====== Testo del documento ======

Ma sarebbe sciocco immaginare un Sud quieto e felice. Lo scontro tra contadini e galantuomini si è concluso con l'intervento dell'esercito sabaudo contro la resistenza dei cosiddetti briganti. Il governo appoggia i grandi proprietari e favorisce il loro ingresso in parlamento, i grandi proprietari appoggiano il governo in parlamento. Lo scambio politico-elettorale non è, però, mirato  a favorire l'ammodernamento e le nuove produzioni,  ma  la grande proprietà baronale  e la granicoltura latifondistica, che per giunta è la più estesa e prevalente nel paesaggio agrario. Le colture nuove occupano frange limitate. Conseguentemente lo sconfortante rendiconto sullo stato delle cose nell'agricoltura italiana, al Sud va ben oltre la tragedia. Ascanio Branca, che redige la relazione per la Calabria e la Lucania, dice pane al pane e vino al vino. Le cose vanno piuttosto peggio che male. Ma stranamente alla relazione è allegata  un'appendice che racconta tutto il contrario della monografia. Questo contrario riguarda Reggio e dintorni. A distanza di cinquant'anni da quando ho avuto modo di leggere questa parte dell'Inchiesta non ricordo più l'autore della particolaraggiata appendice, né ho modo di controllare. Ne ricordo invece e con chiarezza il contenuto. Un ettaro a grano in Lombardia, dove si realizza la produttività più alta della Penisola, rende intorno alle 370 lire, un ettaro ad agrumi, nel contado reggino, rende tre o quattro volte tanto, 1.200 lire in media; un ettaro a bergamotto rende... quando la lessi la cifra credetti di aver letto male e rilessi... ben 12.000 lire all'anno.

====== Dati di partenza ======

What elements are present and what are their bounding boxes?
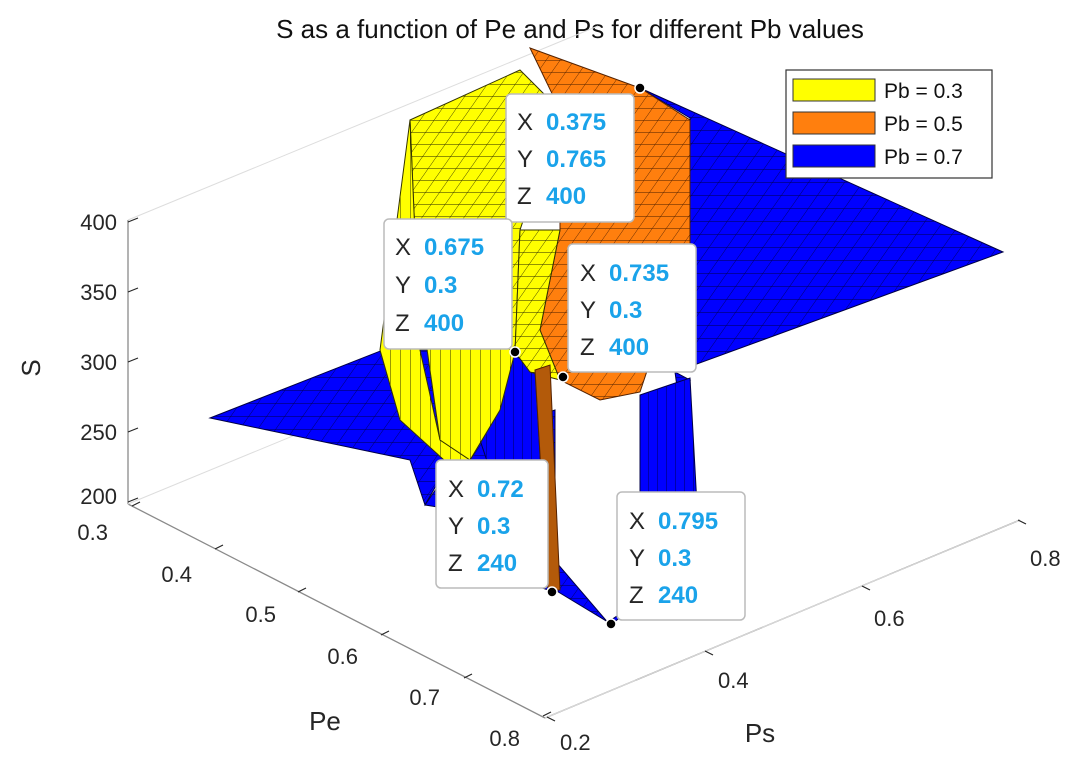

======

Problema =
Secondo il brano sull'agricoltura nel Sud, chi redige la relazione per la Calabria e la Lucania?

Soluzione dell'esercizio =
La redige Ascanio Branca.